What the task requires | What follows is a set of records; repeat all of them exactly.

=======

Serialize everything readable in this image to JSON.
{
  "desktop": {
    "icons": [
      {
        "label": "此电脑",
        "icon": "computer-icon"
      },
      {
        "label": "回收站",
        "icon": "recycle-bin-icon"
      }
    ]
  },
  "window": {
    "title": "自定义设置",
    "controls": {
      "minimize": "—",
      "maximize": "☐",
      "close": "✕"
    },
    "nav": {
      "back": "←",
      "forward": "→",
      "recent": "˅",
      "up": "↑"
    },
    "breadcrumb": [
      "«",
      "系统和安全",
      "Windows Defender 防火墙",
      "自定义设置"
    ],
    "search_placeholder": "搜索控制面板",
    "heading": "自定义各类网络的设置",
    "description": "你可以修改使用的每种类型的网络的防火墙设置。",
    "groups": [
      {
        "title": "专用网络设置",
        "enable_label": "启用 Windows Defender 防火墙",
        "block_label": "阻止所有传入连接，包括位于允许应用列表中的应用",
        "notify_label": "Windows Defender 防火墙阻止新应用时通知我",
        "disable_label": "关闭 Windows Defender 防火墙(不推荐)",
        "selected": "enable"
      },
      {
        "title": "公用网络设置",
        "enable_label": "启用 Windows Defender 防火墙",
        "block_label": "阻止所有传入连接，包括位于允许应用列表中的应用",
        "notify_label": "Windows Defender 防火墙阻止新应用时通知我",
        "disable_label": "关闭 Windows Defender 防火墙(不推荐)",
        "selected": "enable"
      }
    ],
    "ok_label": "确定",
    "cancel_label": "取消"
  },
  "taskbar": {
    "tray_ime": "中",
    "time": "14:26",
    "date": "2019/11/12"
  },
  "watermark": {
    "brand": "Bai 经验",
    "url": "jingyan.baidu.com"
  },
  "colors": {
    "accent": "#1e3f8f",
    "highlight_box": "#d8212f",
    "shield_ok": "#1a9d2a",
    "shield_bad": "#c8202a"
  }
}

=======

Correct result |
Serialize everything readable in this image to JSON.
{
  "desktop": {
    "icons": [
      {
        "label": "此电脑",
        "icon": "computer-icon"
      },
      {
        "label": "回收站",
        "icon": "recycle-bin-icon"
      }
    ]
  },
  "window": {
    "title": "自定义设置",
    "controls": {
      "minimize": "—",
      "maximize": "☐",
      "close": "✕"
    },
    "nav": {
      "back": "←",
      "forward": "→",
      "recent": "˅",
      "up": "↑"
    },
    "breadcrumb": [
      "«",
      "系统和安全",
      "Windows Defender 防火墙",
      "自定义设置"
    ],
    "search_placeholder": "搜索控制面板",
    "heading": "自定义各类网络的设置",
    "description": "你可以修改使用的每种类型的网络的防火墙设置。",
    "groups": [
      {
        "title": "专用网络设置",
        "enable_label": "启用 Windows Defender 防火墙",
        "block_label": "阻止所有传入连接，包括位于允许应用列表中的应用",
        "notify_label": "Windows Defender 防火墙阻止新应用时通知我",
        "disable_label": "关闭 Windows Defender 防火墙(不推荐)",
        "selected": "enable"
      },
      {
        "title": "公用网络设置",
        "enable_label": "启用 Windows Defender 防火墙",
        "block_label": "阻止所有传入连接，包括位于允许应用列表中的应用",
        "notify_label": "Windows Defender 防火墙阻止新应用时通知我",
        "disable_label": "关闭 Windows Defender 防火墙(不推荐)",
        "selected": "enable"
      }
    ],
    "ok_label": "确定",
    "cancel_label": "取消"
  },
  "taskbar": {
    "tray_ime": "中",
    "time": "14:26",
    "date": "2019/11/12"
  },
  "watermark": {
    "brand": "Bai 经验",
    "url": "jingyan.baidu.com"
  },
  "colors": {
    "accent": "#1e3f8f",
    "highlight_box": "#d8212f",
    "shield_ok": "#1a9d2a",
    "shield_bad": "#c8202a"
  }
}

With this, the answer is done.